» Exercises
a - From the text on state control in the USSR, list the three systems of control whose coexistence made state control work harder in 1919.
b - Resume the text on state control in the USSR, picking up right after its final sentence.

== Text provided

State Control

State Control

 

one of the forms of implementing state authority.

USSR. State control in the USSR in its various organizational forms is exercised by all state bodies. In a broad sense, state control means the control activity performed by the Supreme Soviet of the USSR and its Presidium and standing committees, by the supreme soviets of the Union and autonomous republics and their presidiums and standing committees, and by the local soviets, the Council of Ministers of the USSR and the Union and autonomous republics, as well as the control exercised by the ministries and other state bodies. In addition. like other socialist states, the USSR has state bodies whose principal responsibility is control in the name of the state and its interests. The system of these bodies is usually referred to as state control.

The foundation of the entire organization and activity of the socialist state control bodies is the theoretical principles formulated by V. I. Lenin and enriched by the experience of building a socialist state. Lenin ascribed great importance to control, which is necessary and important at all stages of building a socialist state. It permits detailed study of conditions at enterprises and institutions, the disclosure and dissemination of positive experience, and the eradication of deficiencies. Control makes it possible to find employees who are skillful, zealous, and devoted to the cause of socialism, to reveal bureaucratic abuses, and to eliminate needless waste and improve the state mechanism. “Struggle against the mire of bureaucracy and red tape by checking up on people and on the actual work done, merciless expulsion of unnecessary officials, reduction of staff, replacement of Communists who don’t study the art of management seriously—such must be the line ...” declared Lenin (Poln. sobr. soch., 5th ed., vol. 44, p. 370). State control makes it possible to check systematically on the execution of the decrees of the central power, to strengthen state discipline and legality, and to study the validity of motives and feasibility of resolutions made by the central state bodies and help improve the practice of devising and adopting them.

In the USSR during the first few days of the Soviet state’s existence—specifically, on Nov. 14 (27). 1917— workers’ control was established as an extremely important factor in promoting the consolidation of Soviet power. In the work Tasks of the Revolution (1917) Lenin demanded the immediate introduction of workers’ control on a national scale (ibid., vol. 34, pp. 229–38). Organizationally, workers’ control consisted of plant or factory committees and councils of senior workers. In major cities, provinces, and industrially well-developed regions local councils of workers’ control were established under the Soviets of Workers’, Soldiers’, and Peasants’ Deputies to coordinate and direct the activities of the workers’ councils at various enterprises. On a national scale the councils of workers’ control were directed by the All-Russian Council of Workers’ Control, which included commissions of inspectors who specialized in individual branches of production. The Central Control Collegium, an accounting control collegium, and local control commissions were established in January 1918. and in July 1918 the Central Control Collegium became the People’s Commissariat for State Control.

The Eighth Congress of the ACP (Bolshevik), which was held in March 1919 adopted a resolution reorganizing state control. In April 1919 the All-Russian Central Executive Committee and the Council of People’s Commissars of the RSFSR adopted the decree On State Control (Collected Statutes of the RSFSR, 1919, no. 12. art. 122). In 1919 the work of state control was complicated by the existence of three systems of control: the People’s Commissariat for State Control of the RSFSR, departmental control bodies, and workers’ control inspections. In February 1920 the People’s Commissariat for State Control was reorganized as the Workers’ and Peasants’ Inspection (RKI). whose tasks included controlling the activities of all state administrative bodies, agencies of economic administration, and public organizations, fighting against bureaucratic red tape and procrastination, and conducting inspections and investigations on short notice. The RKI also checked up on the implementation of decrees and resolutions of the Soviet government and supervised the observance of laws by administrative bodies. The RKI acted with the rights and status of a people’s commissariat, and it had its own local bodies. In its activity it relied on broadly based active groups of workers, peasants, and specialists.

====
== Data lines

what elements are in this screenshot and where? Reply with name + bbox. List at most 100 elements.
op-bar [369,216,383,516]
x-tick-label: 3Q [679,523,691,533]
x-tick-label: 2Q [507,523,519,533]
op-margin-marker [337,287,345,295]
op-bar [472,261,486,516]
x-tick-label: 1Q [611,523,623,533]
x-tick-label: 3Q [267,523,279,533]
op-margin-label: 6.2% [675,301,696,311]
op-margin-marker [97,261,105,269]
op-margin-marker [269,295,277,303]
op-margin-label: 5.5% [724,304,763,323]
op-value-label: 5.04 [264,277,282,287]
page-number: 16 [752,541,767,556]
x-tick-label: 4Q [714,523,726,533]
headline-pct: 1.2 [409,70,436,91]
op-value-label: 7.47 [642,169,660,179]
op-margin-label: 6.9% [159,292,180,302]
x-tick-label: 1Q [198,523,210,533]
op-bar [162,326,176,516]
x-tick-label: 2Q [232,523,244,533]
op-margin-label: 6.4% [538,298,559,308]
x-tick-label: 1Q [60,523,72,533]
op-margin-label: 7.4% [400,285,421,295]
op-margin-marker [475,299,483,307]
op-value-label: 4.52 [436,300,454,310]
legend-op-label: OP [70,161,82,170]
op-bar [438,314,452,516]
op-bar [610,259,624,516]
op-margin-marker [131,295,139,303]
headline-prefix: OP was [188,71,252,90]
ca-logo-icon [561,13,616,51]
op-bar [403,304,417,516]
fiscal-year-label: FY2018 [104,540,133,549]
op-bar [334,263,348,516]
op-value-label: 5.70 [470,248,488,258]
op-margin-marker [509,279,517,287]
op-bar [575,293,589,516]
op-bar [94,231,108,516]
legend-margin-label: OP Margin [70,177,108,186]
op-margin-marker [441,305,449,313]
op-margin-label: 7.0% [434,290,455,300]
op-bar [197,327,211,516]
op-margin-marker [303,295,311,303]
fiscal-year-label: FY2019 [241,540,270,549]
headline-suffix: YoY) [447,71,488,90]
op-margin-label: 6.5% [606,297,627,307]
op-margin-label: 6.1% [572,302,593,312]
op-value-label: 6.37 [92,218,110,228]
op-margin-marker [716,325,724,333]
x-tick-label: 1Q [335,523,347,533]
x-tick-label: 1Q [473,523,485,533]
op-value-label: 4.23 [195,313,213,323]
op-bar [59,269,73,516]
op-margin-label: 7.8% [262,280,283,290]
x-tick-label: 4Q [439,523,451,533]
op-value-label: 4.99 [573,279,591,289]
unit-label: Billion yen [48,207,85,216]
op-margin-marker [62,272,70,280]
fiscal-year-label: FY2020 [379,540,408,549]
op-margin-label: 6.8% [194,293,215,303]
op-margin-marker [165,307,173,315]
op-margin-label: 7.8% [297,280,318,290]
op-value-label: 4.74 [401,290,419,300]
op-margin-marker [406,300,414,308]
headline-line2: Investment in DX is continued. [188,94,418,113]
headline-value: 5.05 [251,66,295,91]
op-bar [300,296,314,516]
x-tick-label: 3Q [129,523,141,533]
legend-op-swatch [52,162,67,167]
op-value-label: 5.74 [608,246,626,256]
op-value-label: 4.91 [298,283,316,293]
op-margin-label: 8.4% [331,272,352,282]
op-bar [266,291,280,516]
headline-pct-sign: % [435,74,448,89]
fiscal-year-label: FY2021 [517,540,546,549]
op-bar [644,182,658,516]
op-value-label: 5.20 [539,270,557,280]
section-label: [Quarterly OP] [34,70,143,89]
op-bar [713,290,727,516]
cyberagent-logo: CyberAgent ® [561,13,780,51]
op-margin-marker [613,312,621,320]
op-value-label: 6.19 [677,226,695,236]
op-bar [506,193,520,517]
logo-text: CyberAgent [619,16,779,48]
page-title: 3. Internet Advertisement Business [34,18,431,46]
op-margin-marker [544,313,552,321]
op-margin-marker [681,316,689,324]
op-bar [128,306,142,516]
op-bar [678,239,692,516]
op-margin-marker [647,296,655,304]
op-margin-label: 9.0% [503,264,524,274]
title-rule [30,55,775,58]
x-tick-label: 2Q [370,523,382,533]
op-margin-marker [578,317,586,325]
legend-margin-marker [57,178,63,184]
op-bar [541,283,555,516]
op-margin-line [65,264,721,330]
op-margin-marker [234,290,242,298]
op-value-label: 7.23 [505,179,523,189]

====

» Solved problems
a -
- The People's Commissariat for State Control of the RSFSR
- Departmental control bodies
- Workers' control inspections

b -
Of great importance in improving the legal status of the RKI was the decree of the All-Russian Central Executive Committee issued on Jan. 9. 1922. under which the RKI was made responsible for control over the accounting and preservation of state property by means of regular examinations of financial estimates, plans for material supplies, contracts and other monetary documents. The RKI was also in charge of making proposals to reduce the state personnel and thus make the machinery of state less expensive, and it was responsible for controlling the receipt and examination of complaints.

State control was further improved by implementing the ideas developed by Lenin in the works Granting Legislative Functions to the State Planning Commission (1922), How We Should Reorganize the Workers’ and Peasants’ Inspection (1923), and Better Fewer, But Better (1923). In these works, Lenin outlined a plan to combine the two highest organs of control machinery—the party and the state. The tasks of a new control agency—the Central Control Commission-Workers’ and Peasants’ Inspection—were outlined by the Twelfth Congress of the party (April 1923) in its resolutions On the Tasks of the RKI and the Central Control Commission and On the Question of Organization. On the basis of these resolutions the Central Control Commission and the People’s Commissariat for the RKI became associated without, however, completely merging. The people’s commissar of the RKI served simultaneously as chairman of the Central Control Commission, and the staff of the Collegium of the People’s Commissariat was drawn basically from the membership of the Presidium of the Central Control Commission.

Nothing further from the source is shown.